[Records excerpted from a collection]
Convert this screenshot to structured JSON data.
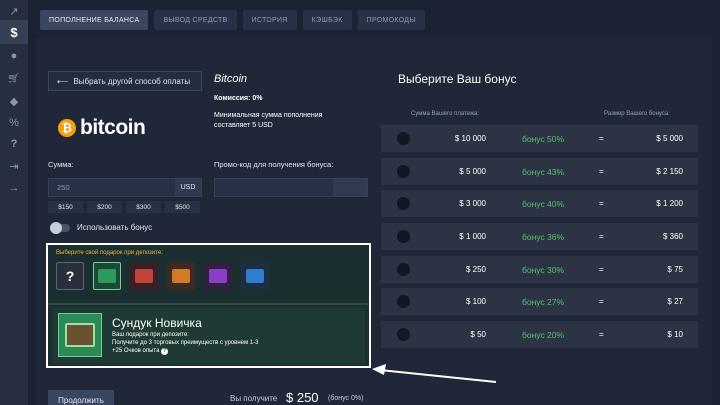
{
  "sidebar": {
    "icons": [
      "chart-icon",
      "dollar-icon",
      "user-icon",
      "cart-icon",
      "diamond-icon",
      "promo-icon",
      "help-icon",
      "logout-icon",
      "arrow-right-icon"
    ],
    "glyphs": [
      "↗",
      "$",
      "●",
      "🛒",
      "◆",
      "%",
      "?",
      "⇥",
      "→"
    ]
  },
  "tabs": [
    {
      "label": "ПОПОЛНЕНИЕ БАЛАНСА"
    },
    {
      "label": "ВЫВОД СРЕДСТВ"
    },
    {
      "label": "ИСТОРИЯ"
    },
    {
      "label": "КЭШБЭК"
    },
    {
      "label": "ПРОМОКОДЫ"
    }
  ],
  "payment": {
    "back_label": "Выбрать другой способ оплаты",
    "logo_symbol": "₿",
    "logo_text": "bitcoin",
    "method_title": "Bitcoin",
    "fee_label": "Комиссия:",
    "fee_value": "0%",
    "min_sum_text": "Минимальная сумма пополнения составляет",
    "min_sum_value": "5 USD"
  },
  "amount": {
    "label": "Сумма:",
    "value": "250",
    "currency": "USD",
    "presets": [
      "$150",
      "$200",
      "$300",
      "$500"
    ]
  },
  "promo": {
    "label": "Промо-код для получения бонуса:",
    "value": ""
  },
  "use_bonus": {
    "label": "Использовать бонус",
    "enabled": false
  },
  "gift": {
    "hint": "Выберите свой подарок при депозите:",
    "chest_colors": [
      "#2f9a5e",
      "#c2453a",
      "#d07a2a",
      "#8a3fc4",
      "#2f7fd0"
    ],
    "title": "Сундук Новичка",
    "line1": "Ваш подарок при депозите:",
    "line2": "Получите до 3 торговых преимуществ с уровнем 1-3",
    "line3": "+25 Очков опыта"
  },
  "bonus": {
    "title": "Выберите Ваш бонус",
    "col_payment": "Сумма Вашего платежа:",
    "col_bonus": "Размер Вашего бонуса:",
    "rows": [
      {
        "amount": "$ 10 000",
        "bonus": "бонус 50%",
        "eq": "=",
        "result": "$ 5 000"
      },
      {
        "amount": "$ 5 000",
        "bonus": "бонус 43%",
        "eq": "=",
        "result": "$ 2 150"
      },
      {
        "amount": "$ 3 000",
        "bonus": "бонус 40%",
        "eq": "=",
        "result": "$ 1 200"
      },
      {
        "amount": "$ 1 000",
        "bonus": "бонус 36%",
        "eq": "=",
        "result": "$ 360"
      },
      {
        "amount": "$ 250",
        "bonus": "бонус 30%",
        "eq": "=",
        "result": "$ 75"
      },
      {
        "amount": "$ 100",
        "bonus": "бонус 27%",
        "eq": "=",
        "result": "$ 27"
      },
      {
        "amount": "$ 50",
        "bonus": "бонус 20%",
        "eq": "=",
        "result": "$ 10"
      }
    ]
  },
  "footer": {
    "continue_label": "Продолжить",
    "receive_label": "Вы получите",
    "receive_amount": "$ 250",
    "receive_bonus": "(бонус 0%)"
  }
}
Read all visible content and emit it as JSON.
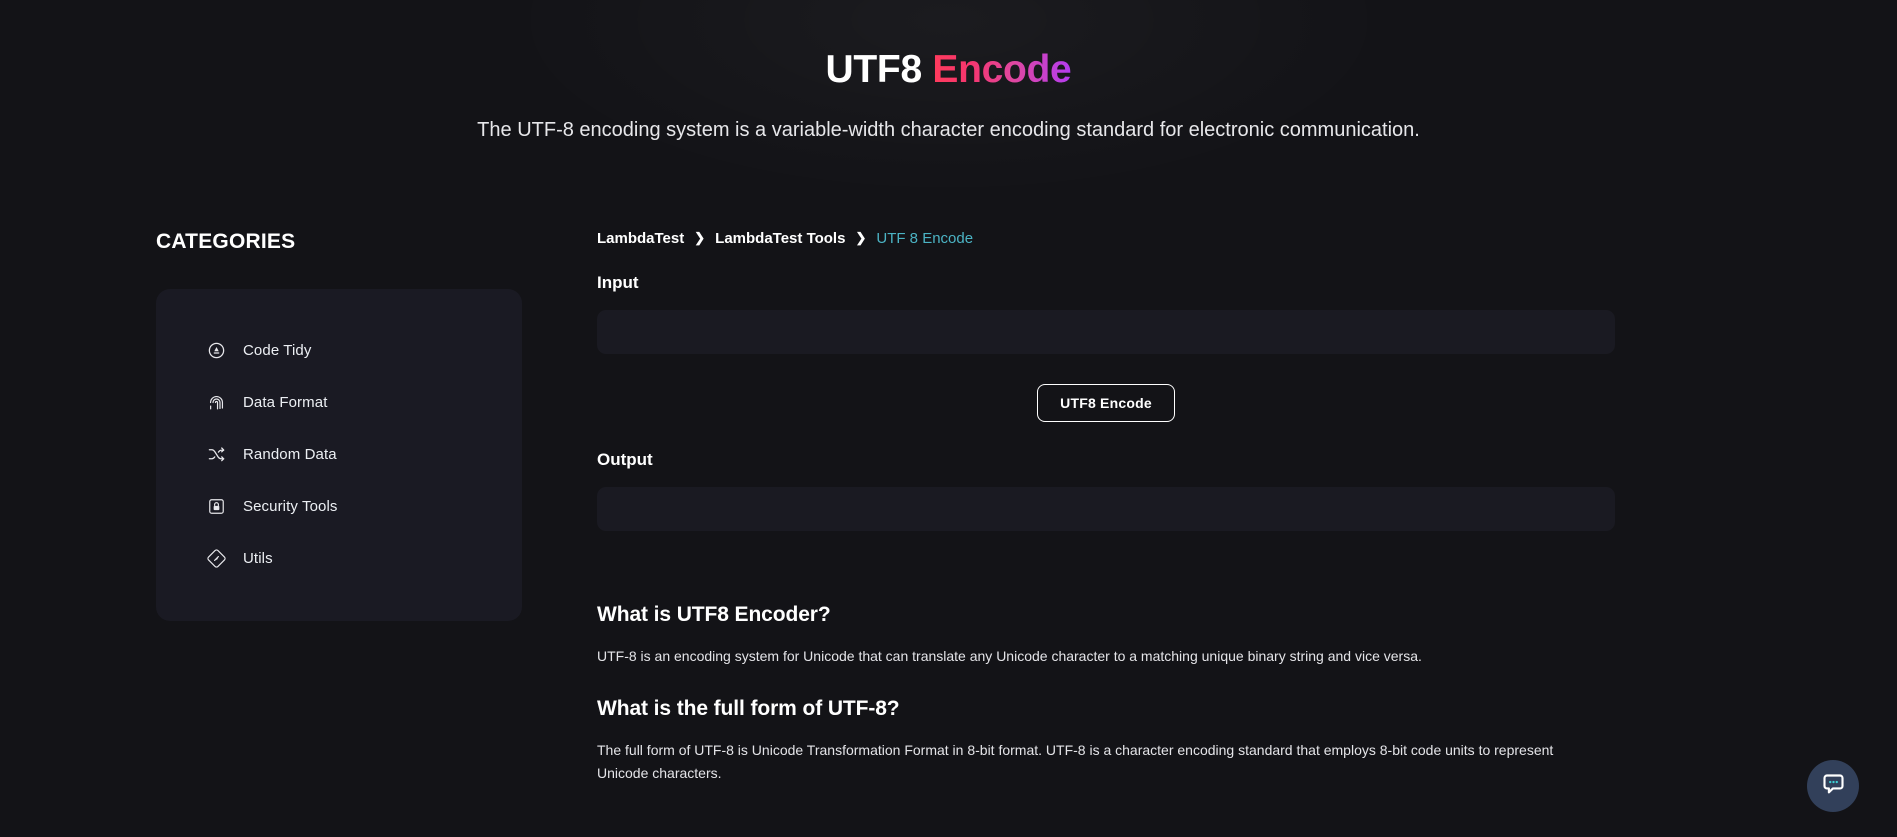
{
  "hero": {
    "title_plain": "UTF8",
    "title_accent": "Encode",
    "subtitle": "The UTF-8 encoding system is a variable-width character encoding standard for electronic communication.",
    "accent_gradient_start": "#ff3b5c",
    "accent_gradient_end": "#b43cf0"
  },
  "sidebar": {
    "title": "CATEGORIES",
    "items": [
      {
        "label": "Code Tidy",
        "icon": "code-tidy-icon"
      },
      {
        "label": "Data Format",
        "icon": "fingerprint-icon"
      },
      {
        "label": "Random Data",
        "icon": "shuffle-icon"
      },
      {
        "label": "Security Tools",
        "icon": "lock-icon"
      },
      {
        "label": "Utils",
        "icon": "diamond-icon"
      }
    ]
  },
  "breadcrumb": {
    "items": [
      {
        "label": "LambdaTest",
        "current": false
      },
      {
        "label": "LambdaTest Tools",
        "current": false
      },
      {
        "label": "UTF 8 Encode",
        "current": true
      }
    ],
    "separator": "❯",
    "current_color": "#4bb3c4"
  },
  "tool": {
    "input_label": "Input",
    "input_value": "",
    "input_placeholder": "",
    "button_label": "UTF8 Encode",
    "output_label": "Output",
    "output_value": "",
    "output_placeholder": ""
  },
  "articles": [
    {
      "heading": "What is UTF8 Encoder?",
      "body": "UTF-8 is an encoding system for Unicode that can translate any Unicode character to a matching unique binary string and vice versa."
    },
    {
      "heading": "What is the full form of UTF-8?",
      "body": "The full form of UTF-8 is Unicode Transformation Format in 8-bit format. UTF-8 is a character encoding standard that employs 8-bit code units to represent Unicode characters."
    }
  ],
  "chat": {
    "icon": "chat-bubble-icon",
    "background_color": "#32405a",
    "dot_color": "#3fd0d4"
  }
}
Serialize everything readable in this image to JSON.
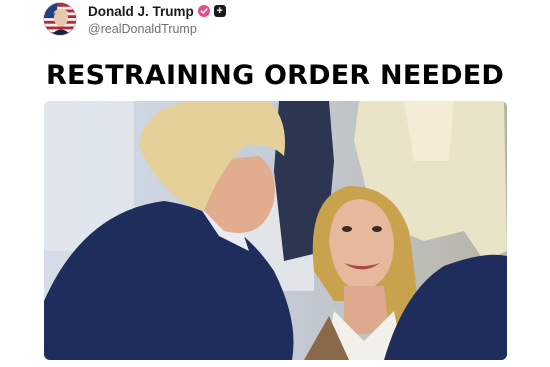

[WHAT IS EXPECTED]: Select every line in the material above where the string "Format" occurs, and copy it.

[RIGHT ANSWER]:
        "label": "Data Format",
      "body": "The full form of UTF-8 is Unicode Transformation Format in 8-bit format. UTF-8 is a character encoding standard that employs 8-bit code units to represent Unicode characters."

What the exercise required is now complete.